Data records
------------------------------------------------

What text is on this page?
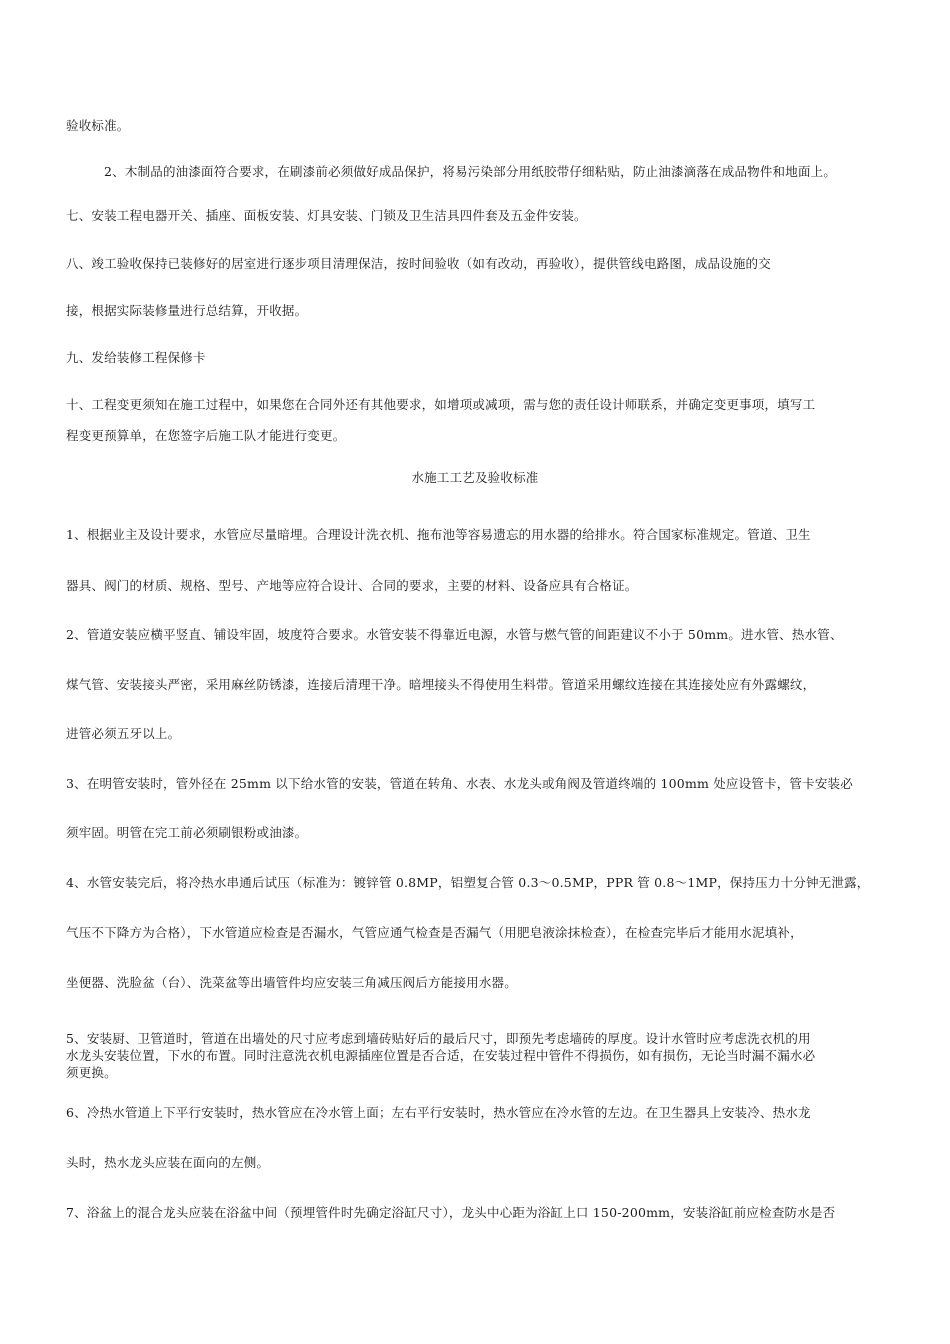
验收标准。
2、木制品的油漆面符合要求，在刷漆前必须做好成品保护，将易污染部分用纸胶带仔细粘贴，防止油漆滴落在成品物件和地面上。
七、安装工程电器开关、插座、面板安装、灯具安装、门锁及卫生洁具四件套及五金件安装。
八、竣工验收保持已装修好的居室进行逐步项目清理保洁，按时间验收（如有改动，再验收），提供管线电路图，成品设施的交
接，根据实际装修量进行总结算，开收据。
九、发给装修工程保修卡
十、工程变更须知在施工过程中，如果您在合同外还有其他要求，如增项或减项，需与您的责任设计师联系，并确定变更事项，填写工
程变更预算单，在您签字后施工队才能进行变更。
水施工工艺及验收标准
1、根据业主及设计要求，水管应尽量暗埋。合理设计洗衣机、拖布池等容易遗忘的用水器的给排水。符合国家标准规定。管道、卫生
器具、阀门的材质、规格、型号、产地等应符合设计、合同的要求，主要的材料、设备应具有合格证。
2、管道安装应横平竖直、铺设牢固，坡度符合要求。水管安装不得靠近电源，水管与燃气管的间距建议不小于 50mm。进水管、热水管、
煤气管、安装接头严密，采用麻丝防锈漆，连接后清理干净。暗埋接头不得使用生料带。管道采用螺纹连接在其连接处应有外露螺纹，
进管必须五牙以上。
3、在明管安装时，管外径在 25mm 以下给水管的安装，管道在转角、水表、水龙头或角阀及管道终端的 100mm 处应设管卡，管卡安装必
须牢固。明管在完工前必须刷银粉或油漆。
4、水管安装完后，将冷热水串通后试压（标准为：镀锌管 0.8MP，铝塑复合管 0.3～0.5MP，PPR 管 0.8～1MP，保持压力十分钟无泄露，
气压不下降方为合格），下水管道应检查是否漏水，气管应通气检查是否漏气（用肥皂液涂抹检查），在检查完毕后才能用水泥填补，
坐便器、洗脸盆（台）、洗菜盆等出墙管件均应安装三角减压阀后方能接用水器。
5、安装厨、卫管道时，管道在出墙处的尺寸应考虑到墙砖贴好后的最后尺寸，即预先考虑墙砖的厚度。设计水管时应考虑洗衣机的用
水龙头安装位置，下水的布置。同时注意洗衣机电源插座位置是否合适，在安装过程中管件不得损伤，如有损伤，无论当时漏不漏水必
须更换。
6、冷热水管道上下平行安装时，热水管应在冷水管上面；左右平行安装时，热水管应在冷水管的左边。在卫生器具上安装冷、热水龙
头时，热水龙头应装在面向的左侧。
7、浴盆上的混合龙头应装在浴盆中间（预埋管件时先确定浴缸尺寸），龙头中心距为浴缸上口 150-200mm，安装浴缸前应检查防水是否
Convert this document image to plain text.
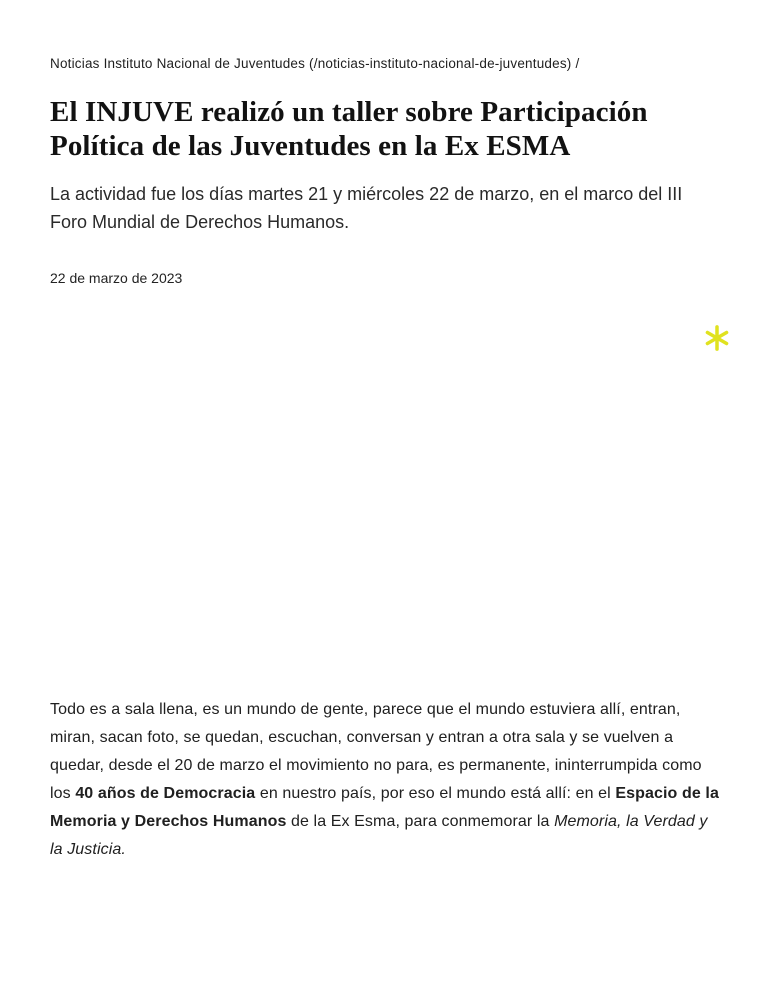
Noticias Instituto Nacional de Juventudes (/noticias-instituto-nacional-de-juventudes) /
El INJUVE realizó un taller sobre Participación Política de las Juventudes en la Ex ESMA

La actividad fue los días martes 21 y miércoles 22 de marzo, en el marco del III Foro Mundial de Derechos Humanos.

22 de marzo de 2023

Todo es a sala llena, es un mundo de gente, parece que el mundo estuviera allí, entran, miran, sacan foto, se quedan, escuchan, conversan y entran a otra sala y se vuelven a quedar, desde el 20 de marzo el movimiento no para, es permanente, ininterrumpida como los 40 años de Democracia en nuestro país, por eso el mundo está allí: en el Espacio de la Memoria y Derechos Humanos de la Ex Esma, para conmemorar la Memoria, la Verdad y la Justicia.
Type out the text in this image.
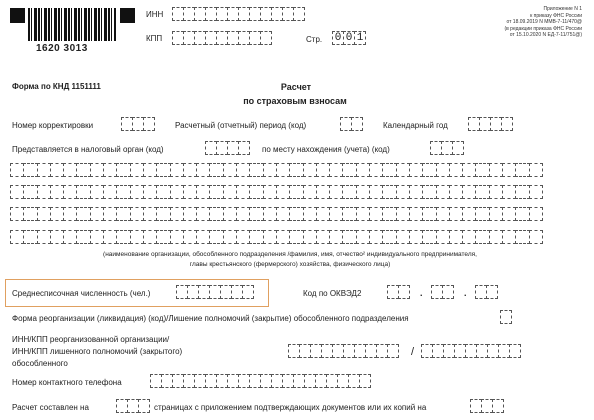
1620 3013
ИНН
КПП	Стр. 0 0 1
Приложение N 1
к приказу ФНС России
от 18.09.2019 N ММВ-7-11/470@
(в редакции приказа ФНС России
от 15.10.2020 N ЕД-7-11/751@)
Форма по КНД 1151111	Расчет
по страховым взносам
Номер корректировки	Расчетный (отчетный) период (код)	Календарный год
Представляется в налоговый орган (код)	по месту нахождения (учета) (код)
(наименование организации, обособленного подразделения /фамилия, имя, отчество² индивидуального предпринимателя,
главы крестьянского (фермерского) хозяйства, физического лица)
Среднесписочная численность (чел.)	Код по ОКВЭД2	.	.
Форма реорганизации (ликвидация) (код)/Лишение полномочий (закрытие) обособленного подразделения
ИНН/КПП реорганизованной организации/
ИНН/КПП лишенного полномочий (закрытого)
обособленного
/
Номер контактного телефона
Расчет составлен на	страницах с приложением подтверждающих документов или их копий на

------------------------------------------------

Aim →
Copy the records above exactly, omitting every picture.

Finished exercise →
What text is on this page?
验收标准。
2、木制品的油漆面符合要求，在刷漆前必须做好成品保护，将易污染部分用纸胶带仔细粘贴，防止油漆滴落在成品物件和地面上。
七、安装工程电器开关、插座、面板安装、灯具安装、门锁及卫生洁具四件套及五金件安装。
八、竣工验收保持已装修好的居室进行逐步项目清理保洁，按时间验收（如有改动，再验收），提供管线电路图，成品设施的交
接，根据实际装修量进行总结算，开收据。
九、发给装修工程保修卡
十、工程变更须知在施工过程中，如果您在合同外还有其他要求，如增项或减项，需与您的责任设计师联系，并确定变更事项，填写工
程变更预算单，在您签字后施工队才能进行变更。
水施工工艺及验收标准
1、根据业主及设计要求，水管应尽量暗埋。合理设计洗衣机、拖布池等容易遗忘的用水器的给排水。符合国家标准规定。管道、卫生
器具、阀门的材质、规格、型号、产地等应符合设计、合同的要求，主要的材料、设备应具有合格证。
2、管道安装应横平竖直、铺设牢固，坡度符合要求。水管安装不得靠近电源，水管与燃气管的间距建议不小于 50mm。进水管、热水管、
煤气管、安装接头严密，采用麻丝防锈漆，连接后清理干净。暗埋接头不得使用生料带。管道采用螺纹连接在其连接处应有外露螺纹，
进管必须五牙以上。
3、在明管安装时，管外径在 25mm 以下给水管的安装，管道在转角、水表、水龙头或角阀及管道终端的 100mm 处应设管卡，管卡安装必
须牢固。明管在完工前必须刷银粉或油漆。
4、水管安装完后，将冷热水串通后试压（标准为：镀锌管 0.8MP，铝塑复合管 0.3～0.5MP，PPR 管 0.8～1MP，保持压力十分钟无泄露，
气压不下降方为合格），下水管道应检查是否漏水，气管应通气检查是否漏气（用肥皂液涂抹检查），在检查完毕后才能用水泥填补，
坐便器、洗脸盆（台）、洗菜盆等出墙管件均应安装三角减压阀后方能接用水器。
5、安装厨、卫管道时，管道在出墙处的尺寸应考虑到墙砖贴好后的最后尺寸，即预先考虑墙砖的厚度。设计水管时应考虑洗衣机的用
水龙头安装位置，下水的布置。同时注意洗衣机电源插座位置是否合适，在安装过程中管件不得损伤，如有损伤，无论当时漏不漏水必
须更换。
6、冷热水管道上下平行安装时，热水管应在冷水管上面；左右平行安装时，热水管应在冷水管的左边。在卫生器具上安装冷、热水龙
头时，热水龙头应装在面向的左侧。
7、浴盆上的混合龙头应装在浴盆中间（预埋管件时先确定浴缸尺寸），龙头中心距为浴缸上口 150-200mm，安装浴缸前应检查防水是否
Convert this document image to plain text.
Noticias Instituto Nacional de Juventudes (/noticias-instituto-nacional-de-juventudes) /
El INJUVE realizó un taller sobre Participación Política de las Juventudes en la Ex ESMA

La actividad fue los días martes 21 y miércoles 22 de marzo, en el marco del III Foro Mundial de Derechos Humanos.

22 de marzo de 2023

Todo es a sala llena, es un mundo de gente, parece que el mundo estuviera allí, entran, miran, sacan foto, se quedan, escuchan, conversan y entran a otra sala y se vuelven a quedar, desde el 20 de marzo el movimiento no para, es permanente, ininterrumpida como los 40 años de Democracia en nuestro país, por eso el mundo está allí: en el Espacio de la Memoria y Derechos Humanos de la Ex Esma, para conmemorar la Memoria, la Verdad y la Justicia.
Type out the text in this image.
1620 3013
ИНН
КПП	Стр. 0 0 1
Приложение N 1
к приказу ФНС России
от 18.09.2019 N ММВ-7-11/470@
(в редакции приказа ФНС России
от 15.10.2020 N ЕД-7-11/751@)
Форма по КНД 1151111	Расчет
по страховым взносам
Номер корректировки	Расчетный (отчетный) период (код)	Календарный год
Представляется в налоговый орган (код)	по месту нахождения (учета) (код)
(наименование организации, обособленного подразделения /фамилия, имя, отчество² индивидуального предпринимателя,
главы крестьянского (фермерского) хозяйства, физического лица)
Среднесписочная численность (чел.)	Код по ОКВЭД2	.	.
Форма реорганизации (ликвидация) (код)/Лишение полномочий (закрытие) обособленного подразделения
ИНН/КПП реорганизованной организации/
ИНН/КПП лишенного полномочий (закрытого)
обособленного
/
Номер контактного телефона
Расчет составлен на	страницах с приложением подтверждающих документов или их копий на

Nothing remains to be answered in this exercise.